(Stored data entries)
★ ★ ★ ★

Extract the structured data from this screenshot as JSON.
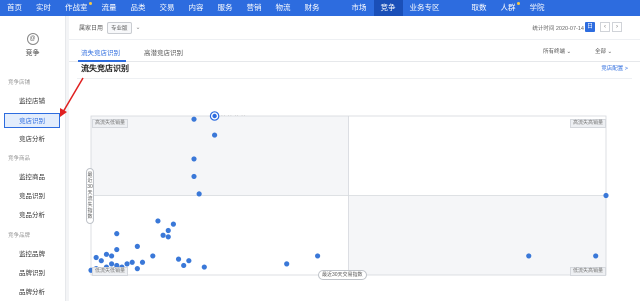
{
  "nav": {
    "items": [
      {
        "label": "首页",
        "dot": false
      },
      {
        "label": "实时",
        "dot": false
      },
      {
        "label": "作战室",
        "dot": true
      },
      {
        "label": "流量",
        "dot": false
      },
      {
        "label": "品类",
        "dot": false
      },
      {
        "label": "交易",
        "dot": false
      },
      {
        "label": "内容",
        "dot": false
      },
      {
        "label": "服务",
        "dot": false
      },
      {
        "label": "营销",
        "dot": false
      },
      {
        "label": "物流",
        "dot": false
      },
      {
        "label": "财务",
        "dot": false
      },
      {
        "label": "市场",
        "dot": false
      },
      {
        "label": "竞争",
        "dot": false,
        "active": true
      },
      {
        "label": "业务专区",
        "dot": false
      },
      {
        "label": "取数",
        "dot": false
      },
      {
        "label": "人群",
        "dot": true
      },
      {
        "label": "学院",
        "dot": false
      }
    ],
    "accent": "#2d6cdf"
  },
  "sidebar": {
    "icon": "at-icon",
    "title": "竞争",
    "sections": [
      {
        "title": "竞争店铺",
        "items": [
          "监控店铺",
          "竞店识别",
          "竞店分析"
        ]
      },
      {
        "title": "竞争商品",
        "items": [
          "监控商品",
          "竞品识别",
          "竞品分析"
        ]
      },
      {
        "title": "竞争品牌",
        "items": [
          "监控品牌",
          "品牌识别",
          "品牌分析"
        ]
      }
    ],
    "active_item": "竞店识别"
  },
  "filter": {
    "label": "属家日用",
    "badge": "专业版",
    "stat_time": "统计时间 2020-07-14",
    "day_button": "日",
    "prev": "‹",
    "next": "›"
  },
  "tabs": {
    "items": [
      "流失竞店识别",
      "高潜竞店识别"
    ],
    "active": 0,
    "terminal": "所有终端",
    "category": "全部"
  },
  "panel": {
    "title": "流失竞店识别",
    "link": "竞店配置 >"
  },
  "chart_data": {
    "type": "scatter",
    "quadrants": {
      "top_left": "高流失低销量",
      "top_right": "高流失高销量",
      "bottom_left": "低流失低销量",
      "bottom_right": "低流失高销量"
    },
    "xlabel": "最近30天交易指数",
    "ylabel": "最近30天流失指数",
    "focus_label": "·· ·· ·· ··",
    "xlim": [
      0,
      100
    ],
    "ylim": [
      0,
      100
    ],
    "points": [
      {
        "x": 24,
        "y": 88
      },
      {
        "x": 20,
        "y": 98
      },
      {
        "x": 20,
        "y": 73
      },
      {
        "x": 20,
        "y": 62
      },
      {
        "x": 21,
        "y": 51
      },
      {
        "x": 100,
        "y": 50
      },
      {
        "x": 5,
        "y": 26
      },
      {
        "x": 13,
        "y": 34
      },
      {
        "x": 16,
        "y": 32
      },
      {
        "x": 15,
        "y": 28
      },
      {
        "x": 14,
        "y": 25
      },
      {
        "x": 15,
        "y": 24
      },
      {
        "x": 9,
        "y": 18
      },
      {
        "x": 5,
        "y": 16
      },
      {
        "x": 3,
        "y": 13
      },
      {
        "x": 4,
        "y": 12
      },
      {
        "x": 1,
        "y": 11
      },
      {
        "x": 2,
        "y": 9
      },
      {
        "x": 4,
        "y": 7
      },
      {
        "x": 5,
        "y": 6
      },
      {
        "x": 3,
        "y": 5
      },
      {
        "x": 6,
        "y": 5
      },
      {
        "x": 7,
        "y": 7
      },
      {
        "x": 8,
        "y": 8
      },
      {
        "x": 9,
        "y": 4
      },
      {
        "x": 10,
        "y": 8
      },
      {
        "x": 1,
        "y": 4
      },
      {
        "x": 0,
        "y": 3
      },
      {
        "x": 2,
        "y": 2
      },
      {
        "x": 12,
        "y": 12
      },
      {
        "x": 17,
        "y": 10
      },
      {
        "x": 18,
        "y": 6
      },
      {
        "x": 19,
        "y": 9
      },
      {
        "x": 22,
        "y": 5
      },
      {
        "x": 38,
        "y": 7
      },
      {
        "x": 44,
        "y": 12
      },
      {
        "x": 85,
        "y": 12
      },
      {
        "x": 98,
        "y": 12
      }
    ],
    "focus": {
      "x": 24,
      "y": 100
    },
    "point_color": "#3a78d8",
    "grid": false
  }
}
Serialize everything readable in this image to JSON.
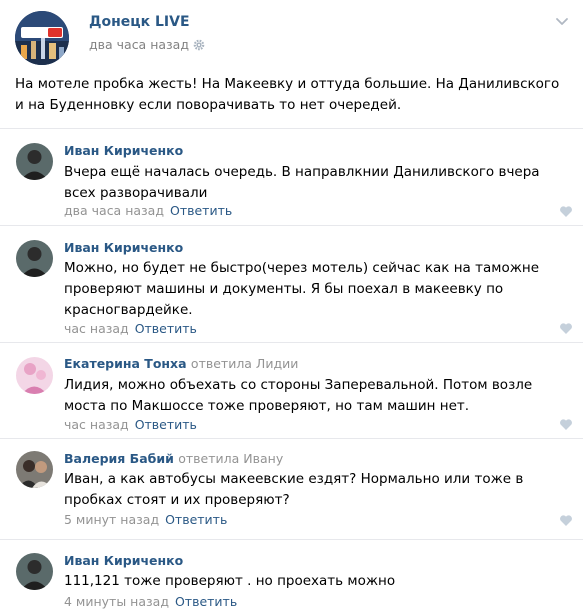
{
  "post": {
    "group_name": "Донецк LIVE",
    "time": "два часа назад",
    "text": "На мотеле пробка жесть! На Макеевку и оттуда большие. На Даниливского и на Буденновку если поворачивать то нет очередей.",
    "avatar_logo_text": "Донецк Live"
  },
  "comments": [
    {
      "author": "Иван Кириченко",
      "reply_to": "",
      "text": "Вчера ещё началась очередь. В направлкнии Даниливского вчера всех разворачивали",
      "time": "два часа назад",
      "reply_label": "Ответить"
    },
    {
      "author": "Иван Кириченко",
      "reply_to": "",
      "text": "Можно, но будет не быстро(через мотель) сейчас как на таможне проверяют машины и документы. Я бы поехал в макеевку по красногвардейке.",
      "time": "час назад",
      "reply_label": "Ответить"
    },
    {
      "author": "Екатерина Тонха",
      "reply_to": "ответила Лидии",
      "text": "Лидия, можно объехать со стороны Заперевальной. Потом возле моста по Макшоссе тоже проверяют, но там машин нет.",
      "time": "час назад",
      "reply_label": "Ответить"
    },
    {
      "author": "Валерия Бабий",
      "reply_to": "ответила Ивану",
      "text": "Иван, а как автобусы макеевские ездят? Нормально или тоже в пробках стоят и их проверяют?",
      "time": "5 минут назад",
      "reply_label": "Ответить"
    },
    {
      "author": "Иван Кириченко",
      "reply_to": "",
      "text": "111,121 тоже проверяют . но проехать можно",
      "time": "4 минуты назад",
      "reply_label": "Ответить"
    }
  ],
  "colors": {
    "link": "#2a5885",
    "muted": "#939393",
    "divider": "#e7e8ec"
  },
  "icons": {
    "post_menu": "chevron-down-icon",
    "settings": "gear-icon",
    "like": "heart-icon"
  }
}
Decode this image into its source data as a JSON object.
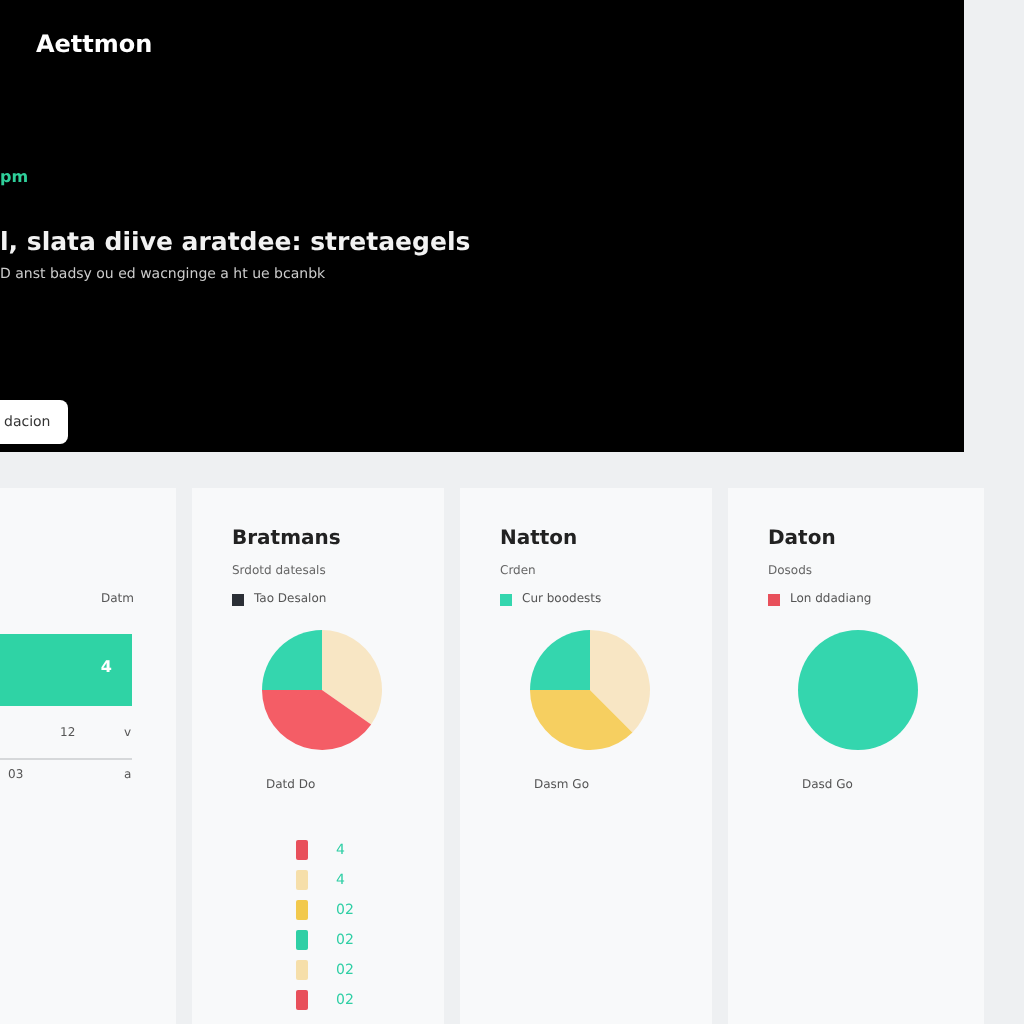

★ ★ ★ ★

AIM OF THE EXERCISE:
Select from the material above each line in which the string "Даниливского" appears, and list those lines.

RESULT BELOW:
    "text": "На мотеле пробка жесть! На Макеевку и оттуда большие. На Даниливского и на Буденновку если поворачивать то нет очередей.",
      "text": "Вчера ещё началась очередь. В направлкнии Даниливского вчера всех разворачивали",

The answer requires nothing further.